Given exercise
Quote all of the data that follows exactly as written, skipping the images.
## BEGIN
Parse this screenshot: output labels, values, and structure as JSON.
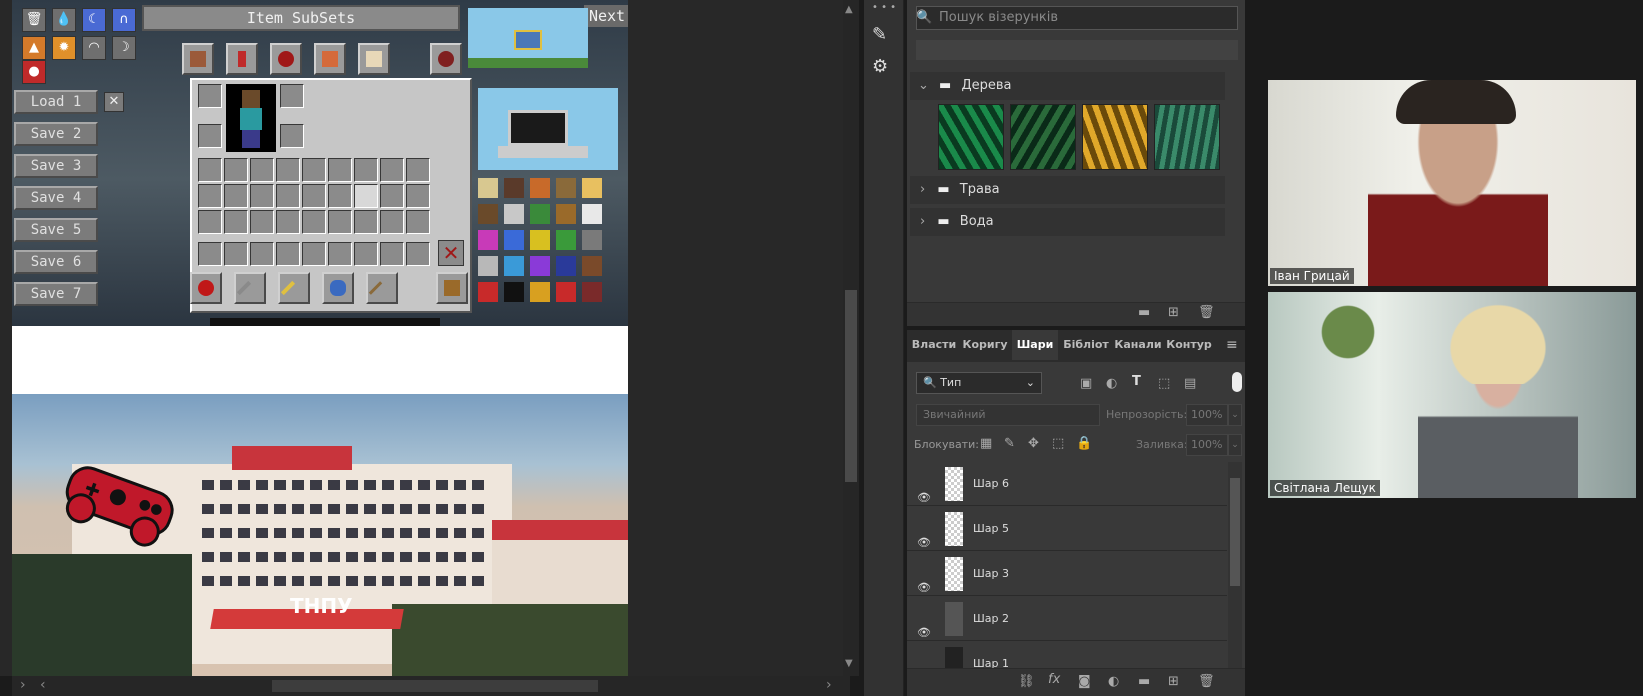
{
  "minecraft": {
    "item_subsets": "Item SubSets",
    "next": "Next",
    "close_x": "✕",
    "load": "Load 1",
    "saves": [
      "Save 2",
      "Save 3",
      "Save 4",
      "Save 5",
      "Save 6",
      "Save 7"
    ]
  },
  "photo": {
    "sign_text": "ТНПУ"
  },
  "patterns": {
    "search_placeholder": "Пошук візерунків",
    "folders": [
      {
        "name": "Дерева",
        "expanded": true
      },
      {
        "name": "Трава",
        "expanded": false
      },
      {
        "name": "Вода",
        "expanded": false
      }
    ],
    "tile_colors": [
      "#0f5a2e",
      "#1e4a2c",
      "#c08a1a",
      "#2f6d52"
    ]
  },
  "layers_panel": {
    "tabs": [
      "Власти",
      "Коригу",
      "Шари",
      "Бібліот",
      "Канали",
      "Контур"
    ],
    "active_tab": "Шари",
    "filter_label": "Тип",
    "blend_mode": "Звичайний",
    "opacity_label": "Непрозорість:",
    "opacity_value": "100%",
    "lock_label": "Блокувати:",
    "fill_label": "Заливка:",
    "fill_value": "100%",
    "layers": [
      "Шар 6",
      "Шар 5",
      "Шар 3",
      "Шар 2",
      "Шар 1"
    ]
  },
  "video": {
    "participants": [
      {
        "name": "Іван Грицай"
      },
      {
        "name": "Світлана Лещук"
      }
    ]
  },
  "colors": {
    "accent": "#4a8ad4",
    "panel": "#393939",
    "gamepad": "#c0182a"
  }
}
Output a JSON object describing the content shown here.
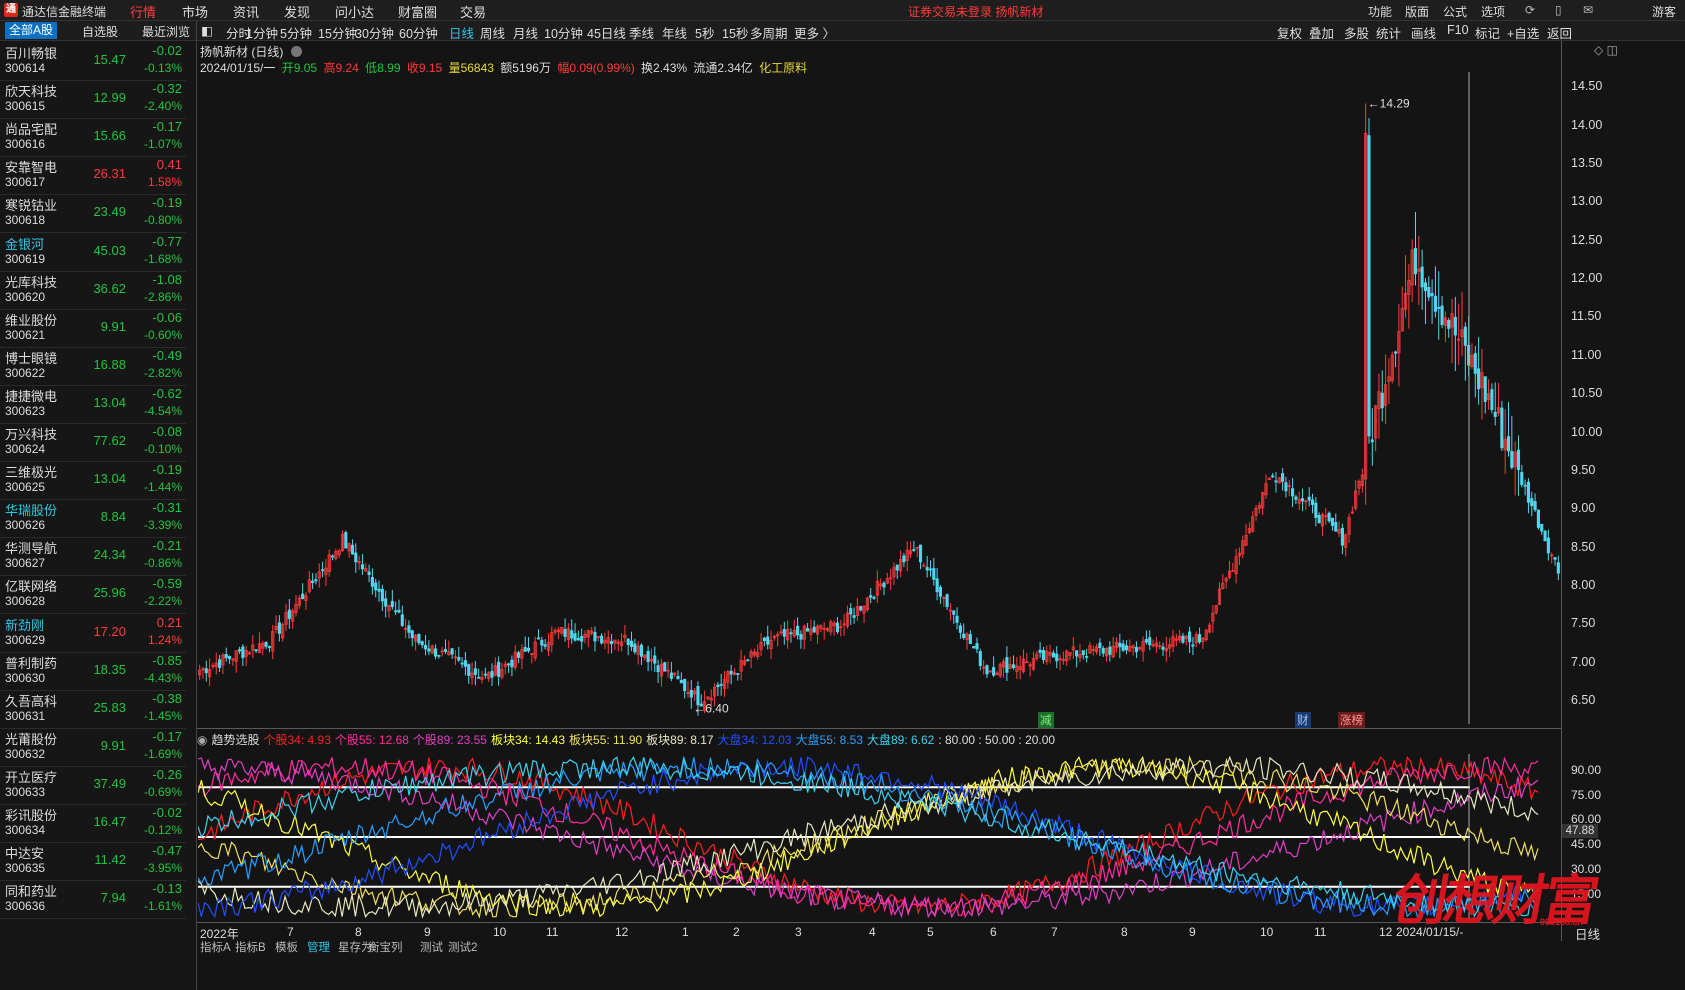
## END
Written answer
Parse this screenshot: output labels, values, and structure as JSON.
{
  "minecraft": {
    "item_subsets": "Item SubSets",
    "next": "Next",
    "close_x": "✕",
    "load": "Load 1",
    "saves": [
      "Save 2",
      "Save 3",
      "Save 4",
      "Save 5",
      "Save 6",
      "Save 7"
    ]
  },
  "photo": {
    "sign_text": "ТНПУ"
  },
  "patterns": {
    "search_placeholder": "Пошук візерунків",
    "folders": [
      {
        "name": "Дерева",
        "expanded": true
      },
      {
        "name": "Трава",
        "expanded": false
      },
      {
        "name": "Вода",
        "expanded": false
      }
    ],
    "tile_colors": [
      "#0f5a2e",
      "#1e4a2c",
      "#c08a1a",
      "#2f6d52"
    ]
  },
  "layers_panel": {
    "tabs": [
      "Власти",
      "Коригу",
      "Шари",
      "Бібліот",
      "Канали",
      "Контур"
    ],
    "active_tab": "Шари",
    "filter_label": "Тип",
    "blend_mode": "Звичайний",
    "opacity_label": "Непрозорість:",
    "opacity_value": "100%",
    "lock_label": "Блокувати:",
    "fill_label": "Заливка:",
    "fill_value": "100%",
    "layers": [
      "Шар 6",
      "Шар 5",
      "Шар 3",
      "Шар 2",
      "Шар 1"
    ]
  },
  "video": {
    "participants": [
      {
        "name": "Іван Грицай"
      },
      {
        "name": "Світлана Лещук"
      }
    ]
  },
  "colors": {
    "accent": "#4a8ad4",
    "panel": "#393939",
    "gamepad": "#c0182a"
  }
}
Output a JSON object describing the content shown here.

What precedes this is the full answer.